Problem to solve
Reproduce every line of the data below word for word, leaving nothing out and changing nothing.
-- Records supplied start --
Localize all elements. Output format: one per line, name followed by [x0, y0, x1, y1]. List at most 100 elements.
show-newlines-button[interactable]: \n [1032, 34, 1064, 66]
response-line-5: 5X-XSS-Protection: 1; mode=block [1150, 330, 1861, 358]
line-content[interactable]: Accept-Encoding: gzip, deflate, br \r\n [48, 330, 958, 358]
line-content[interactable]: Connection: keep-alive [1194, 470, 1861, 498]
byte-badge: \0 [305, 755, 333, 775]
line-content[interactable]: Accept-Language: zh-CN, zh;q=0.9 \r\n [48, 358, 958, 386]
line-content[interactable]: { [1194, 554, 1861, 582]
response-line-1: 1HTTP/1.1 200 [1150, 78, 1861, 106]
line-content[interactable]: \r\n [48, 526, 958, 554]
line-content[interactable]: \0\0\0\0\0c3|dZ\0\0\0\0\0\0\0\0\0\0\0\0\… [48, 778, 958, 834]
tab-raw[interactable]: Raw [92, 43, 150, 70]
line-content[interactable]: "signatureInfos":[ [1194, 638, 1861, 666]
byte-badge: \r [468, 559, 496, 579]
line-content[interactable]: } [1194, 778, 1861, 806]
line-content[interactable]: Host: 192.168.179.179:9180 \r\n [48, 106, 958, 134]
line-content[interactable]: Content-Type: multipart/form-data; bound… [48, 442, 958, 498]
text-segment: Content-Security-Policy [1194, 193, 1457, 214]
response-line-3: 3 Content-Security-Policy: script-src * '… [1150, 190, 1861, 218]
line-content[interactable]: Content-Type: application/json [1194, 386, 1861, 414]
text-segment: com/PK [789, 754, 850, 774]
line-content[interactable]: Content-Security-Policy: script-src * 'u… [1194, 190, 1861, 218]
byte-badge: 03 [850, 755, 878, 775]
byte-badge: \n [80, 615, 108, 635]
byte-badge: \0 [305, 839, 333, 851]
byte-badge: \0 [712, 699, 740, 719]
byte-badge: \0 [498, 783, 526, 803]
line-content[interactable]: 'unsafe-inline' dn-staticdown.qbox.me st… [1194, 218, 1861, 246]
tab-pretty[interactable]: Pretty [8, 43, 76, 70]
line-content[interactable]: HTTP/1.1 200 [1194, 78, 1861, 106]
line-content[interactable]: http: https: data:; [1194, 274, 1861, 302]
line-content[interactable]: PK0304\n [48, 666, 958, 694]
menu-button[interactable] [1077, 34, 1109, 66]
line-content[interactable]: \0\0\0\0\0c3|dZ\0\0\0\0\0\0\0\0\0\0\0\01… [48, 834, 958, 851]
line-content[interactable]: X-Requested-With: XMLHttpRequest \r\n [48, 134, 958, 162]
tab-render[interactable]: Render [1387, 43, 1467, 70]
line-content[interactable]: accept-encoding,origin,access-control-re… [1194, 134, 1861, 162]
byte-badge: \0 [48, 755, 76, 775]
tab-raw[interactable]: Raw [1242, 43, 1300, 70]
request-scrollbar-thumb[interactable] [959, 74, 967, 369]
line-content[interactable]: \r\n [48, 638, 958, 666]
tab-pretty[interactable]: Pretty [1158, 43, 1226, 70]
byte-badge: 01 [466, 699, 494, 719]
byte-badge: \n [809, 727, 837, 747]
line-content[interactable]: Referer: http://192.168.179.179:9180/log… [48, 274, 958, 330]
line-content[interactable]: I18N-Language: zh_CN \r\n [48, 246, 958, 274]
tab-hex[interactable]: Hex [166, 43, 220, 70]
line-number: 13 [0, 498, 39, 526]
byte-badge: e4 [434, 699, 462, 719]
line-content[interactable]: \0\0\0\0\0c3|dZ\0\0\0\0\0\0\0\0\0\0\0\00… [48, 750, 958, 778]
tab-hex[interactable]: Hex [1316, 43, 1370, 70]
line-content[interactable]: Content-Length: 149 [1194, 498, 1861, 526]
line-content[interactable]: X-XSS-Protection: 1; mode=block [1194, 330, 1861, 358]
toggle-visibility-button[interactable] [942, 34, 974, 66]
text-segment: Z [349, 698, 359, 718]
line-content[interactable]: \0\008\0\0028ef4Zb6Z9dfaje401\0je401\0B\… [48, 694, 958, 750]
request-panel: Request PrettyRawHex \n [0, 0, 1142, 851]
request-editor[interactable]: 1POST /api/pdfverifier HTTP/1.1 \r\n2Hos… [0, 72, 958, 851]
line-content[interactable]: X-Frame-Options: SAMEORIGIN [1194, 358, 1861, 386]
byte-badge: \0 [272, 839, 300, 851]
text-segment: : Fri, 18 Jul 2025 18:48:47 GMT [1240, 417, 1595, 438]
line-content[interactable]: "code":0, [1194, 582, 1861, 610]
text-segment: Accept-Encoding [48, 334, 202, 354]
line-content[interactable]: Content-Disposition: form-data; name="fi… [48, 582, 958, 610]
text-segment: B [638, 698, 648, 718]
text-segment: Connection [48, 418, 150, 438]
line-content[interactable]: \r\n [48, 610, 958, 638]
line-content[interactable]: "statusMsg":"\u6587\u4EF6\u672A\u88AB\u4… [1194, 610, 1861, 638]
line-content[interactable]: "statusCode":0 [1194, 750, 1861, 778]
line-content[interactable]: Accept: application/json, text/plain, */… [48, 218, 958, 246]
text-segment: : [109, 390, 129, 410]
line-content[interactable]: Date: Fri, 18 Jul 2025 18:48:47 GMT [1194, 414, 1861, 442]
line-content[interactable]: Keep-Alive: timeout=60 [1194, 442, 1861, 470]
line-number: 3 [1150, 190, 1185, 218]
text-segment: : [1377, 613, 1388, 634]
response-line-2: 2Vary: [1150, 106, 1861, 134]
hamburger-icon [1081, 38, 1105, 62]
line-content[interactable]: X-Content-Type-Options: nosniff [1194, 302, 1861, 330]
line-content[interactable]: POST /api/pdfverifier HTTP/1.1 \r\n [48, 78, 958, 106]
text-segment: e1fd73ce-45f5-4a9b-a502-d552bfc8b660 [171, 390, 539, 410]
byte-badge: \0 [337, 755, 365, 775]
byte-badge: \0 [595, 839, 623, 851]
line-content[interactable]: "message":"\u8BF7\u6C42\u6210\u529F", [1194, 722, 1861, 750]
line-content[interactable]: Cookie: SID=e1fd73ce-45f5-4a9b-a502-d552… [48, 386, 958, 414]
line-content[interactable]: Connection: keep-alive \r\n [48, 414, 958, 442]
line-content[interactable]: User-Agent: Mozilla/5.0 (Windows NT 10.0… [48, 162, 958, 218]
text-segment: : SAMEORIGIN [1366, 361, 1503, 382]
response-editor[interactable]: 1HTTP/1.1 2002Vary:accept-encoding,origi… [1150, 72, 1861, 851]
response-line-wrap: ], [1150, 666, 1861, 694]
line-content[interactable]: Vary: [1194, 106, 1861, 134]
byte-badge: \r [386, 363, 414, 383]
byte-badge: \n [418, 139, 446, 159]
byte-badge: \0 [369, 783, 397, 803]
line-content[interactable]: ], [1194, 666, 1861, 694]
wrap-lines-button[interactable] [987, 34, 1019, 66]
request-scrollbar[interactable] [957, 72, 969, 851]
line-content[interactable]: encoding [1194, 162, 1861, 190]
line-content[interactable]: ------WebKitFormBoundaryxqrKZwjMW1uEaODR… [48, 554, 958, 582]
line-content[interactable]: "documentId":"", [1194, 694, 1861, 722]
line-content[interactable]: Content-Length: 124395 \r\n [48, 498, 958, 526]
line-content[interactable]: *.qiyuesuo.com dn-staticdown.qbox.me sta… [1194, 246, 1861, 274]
-- Records supplied end --
Answer below
Localize all elements. Output format: one per line, name followed by [x0, y0, x1, y1]. List at most 100 elements.
show-newlines-button[interactable]: \n [1032, 34, 1064, 66]
response-line-5: 5X-XSS-Protection: 1; mode=block [1150, 330, 1861, 358]
line-content[interactable]: Accept-Encoding: gzip, deflate, br \r\n [48, 330, 958, 358]
line-content[interactable]: Connection: keep-alive [1194, 470, 1861, 498]
byte-badge: \0 [305, 755, 333, 775]
line-content[interactable]: Accept-Language: zh-CN, zh;q=0.9 \r\n [48, 358, 958, 386]
line-content[interactable]: { [1194, 554, 1861, 582]
response-line-1: 1HTTP/1.1 200 [1150, 78, 1861, 106]
line-content[interactable]: \r\n [48, 526, 958, 554]
line-content[interactable]: \0\0\0\0\0c3|dZ\0\0\0\0\0\0\0\0\0\0\0\0\… [48, 778, 958, 834]
tab-raw[interactable]: Raw [92, 43, 150, 70]
line-content[interactable]: "signatureInfos":[ [1194, 638, 1861, 666]
byte-badge: \r [468, 559, 496, 579]
line-content[interactable]: } [1194, 778, 1861, 806]
line-content[interactable]: Host: 192.168.179.179:9180 \r\n [48, 106, 958, 134]
line-content[interactable]: Content-Type: multipart/form-data; bound… [48, 442, 958, 498]
text-segment: Content-Security-Policy [1194, 193, 1457, 214]
response-line-3: 3 Content-Security-Policy: script-src * '… [1150, 190, 1861, 218]
line-content[interactable]: Content-Type: application/json [1194, 386, 1861, 414]
text-segment: com/PK [789, 754, 850, 774]
line-content[interactable]: Content-Security-Policy: script-src * 'u… [1194, 190, 1861, 218]
byte-badge: 03 [850, 755, 878, 775]
byte-badge: \n [80, 615, 108, 635]
byte-badge: \0 [305, 839, 333, 851]
byte-badge: \0 [712, 699, 740, 719]
byte-badge: \0 [498, 783, 526, 803]
line-content[interactable]: 'unsafe-inline' dn-staticdown.qbox.me st… [1194, 218, 1861, 246]
tab-pretty[interactable]: Pretty [8, 43, 76, 70]
line-content[interactable]: HTTP/1.1 200 [1194, 78, 1861, 106]
line-content[interactable]: http: https: data:; [1194, 274, 1861, 302]
line-content[interactable]: PK0304\n [48, 666, 958, 694]
menu-button[interactable] [1077, 34, 1109, 66]
line-content[interactable]: \0\0\0\0\0c3|dZ\0\0\0\0\0\0\0\0\0\0\0\01… [48, 834, 958, 851]
line-content[interactable]: X-Requested-With: XMLHttpRequest \r\n [48, 134, 958, 162]
tab-render[interactable]: Render [1387, 43, 1467, 70]
line-content[interactable]: accept-encoding,origin,access-control-re… [1194, 134, 1861, 162]
byte-badge: \0 [48, 755, 76, 775]
tab-raw[interactable]: Raw [1242, 43, 1300, 70]
request-scrollbar-thumb[interactable] [959, 74, 967, 369]
line-content[interactable]: \r\n [48, 638, 958, 666]
tab-pretty[interactable]: Pretty [1158, 43, 1226, 70]
byte-badge: 01 [466, 699, 494, 719]
byte-badge: \n [809, 727, 837, 747]
line-content[interactable]: Referer: http://192.168.179.179:9180/log… [48, 274, 958, 330]
line-content[interactable]: I18N-Language: zh_CN \r\n [48, 246, 958, 274]
tab-hex[interactable]: Hex [166, 43, 220, 70]
line-number: 13 [0, 498, 39, 526]
byte-badge: e4 [434, 699, 462, 719]
line-content[interactable]: \0\0\0\0\0c3|dZ\0\0\0\0\0\0\0\0\0\0\0\00… [48, 750, 958, 778]
tab-hex[interactable]: Hex [1316, 43, 1370, 70]
line-content[interactable]: Content-Length: 149 [1194, 498, 1861, 526]
line-content[interactable]: X-XSS-Protection: 1; mode=block [1194, 330, 1861, 358]
toggle-visibility-button[interactable] [942, 34, 974, 66]
text-segment: Z [349, 698, 359, 718]
line-content[interactable]: \0\008\0\0028ef4Zb6Z9dfaje401\0je401\0B\… [48, 694, 958, 750]
request-panel: Request PrettyRawHex \n [0, 0, 1142, 851]
request-editor[interactable]: 1POST /api/pdfverifier HTTP/1.1 \r\n2Hos… [0, 72, 958, 851]
line-content[interactable]: X-Frame-Options: SAMEORIGIN [1194, 358, 1861, 386]
byte-badge: \0 [272, 839, 300, 851]
text-segment: : Fri, 18 Jul 2025 18:48:47 GMT [1240, 417, 1595, 438]
line-content[interactable]: "code":0, [1194, 582, 1861, 610]
text-segment: Accept-Encoding [48, 334, 202, 354]
line-content[interactable]: Content-Disposition: form-data; name="fi… [48, 582, 958, 610]
text-segment: B [638, 698, 648, 718]
text-segment: Connection [48, 418, 150, 438]
line-content[interactable]: \r\n [48, 610, 958, 638]
line-content[interactable]: "statusMsg":"\u6587\u4EF6\u672A\u88AB\u4… [1194, 610, 1861, 638]
line-content[interactable]: "statusCode":0 [1194, 750, 1861, 778]
line-content[interactable]: Accept: application/json, text/plain, */… [48, 218, 958, 246]
text-segment: : [109, 390, 129, 410]
line-content[interactable]: Date: Fri, 18 Jul 2025 18:48:47 GMT [1194, 414, 1861, 442]
line-content[interactable]: Keep-Alive: timeout=60 [1194, 442, 1861, 470]
line-number: 3 [1150, 190, 1185, 218]
text-segment: : [1377, 613, 1388, 634]
response-line-2: 2Vary: [1150, 106, 1861, 134]
hamburger-icon [1081, 38, 1105, 62]
line-content[interactable]: X-Content-Type-Options: nosniff [1194, 302, 1861, 330]
line-content[interactable]: POST /api/pdfverifier HTTP/1.1 \r\n [48, 78, 958, 106]
text-segment: e1fd73ce-45f5-4a9b-a502-d552bfc8b660 [171, 390, 539, 410]
byte-badge: \0 [337, 755, 365, 775]
byte-badge: \0 [595, 839, 623, 851]
line-content[interactable]: "message":"\u8BF7\u6C42\u6210\u529F", [1194, 722, 1861, 750]
line-content[interactable]: Cookie: SID=e1fd73ce-45f5-4a9b-a502-d552… [48, 386, 958, 414]
line-content[interactable]: Connection: keep-alive \r\n [48, 414, 958, 442]
line-content[interactable]: User-Agent: Mozilla/5.0 (Windows NT 10.0… [48, 162, 958, 218]
text-segment: : SAMEORIGIN [1366, 361, 1503, 382]
response-editor[interactable]: 1HTTP/1.1 2002Vary:accept-encoding,origi… [1150, 72, 1861, 851]
response-line-wrap: ], [1150, 666, 1861, 694]
line-content[interactable]: Vary: [1194, 106, 1861, 134]
byte-badge: \r [386, 363, 414, 383]
byte-badge: \n [418, 139, 446, 159]
byte-badge: \0 [369, 783, 397, 803]
line-content[interactable]: ], [1194, 666, 1861, 694]
wrap-lines-button[interactable] [987, 34, 1019, 66]
request-scrollbar[interactable] [957, 72, 969, 851]
line-content[interactable]: encoding [1194, 162, 1861, 190]
line-content[interactable]: ------WebKitFormBoundaryxqrKZwjMW1uEaODR… [48, 554, 958, 582]
line-content[interactable]: "documentId":"", [1194, 694, 1861, 722]
line-content[interactable]: Content-Length: 124395 \r\n [48, 498, 958, 526]
line-content[interactable]: *.qiyuesuo.com dn-staticdown.qbox.me sta… [1194, 246, 1861, 274]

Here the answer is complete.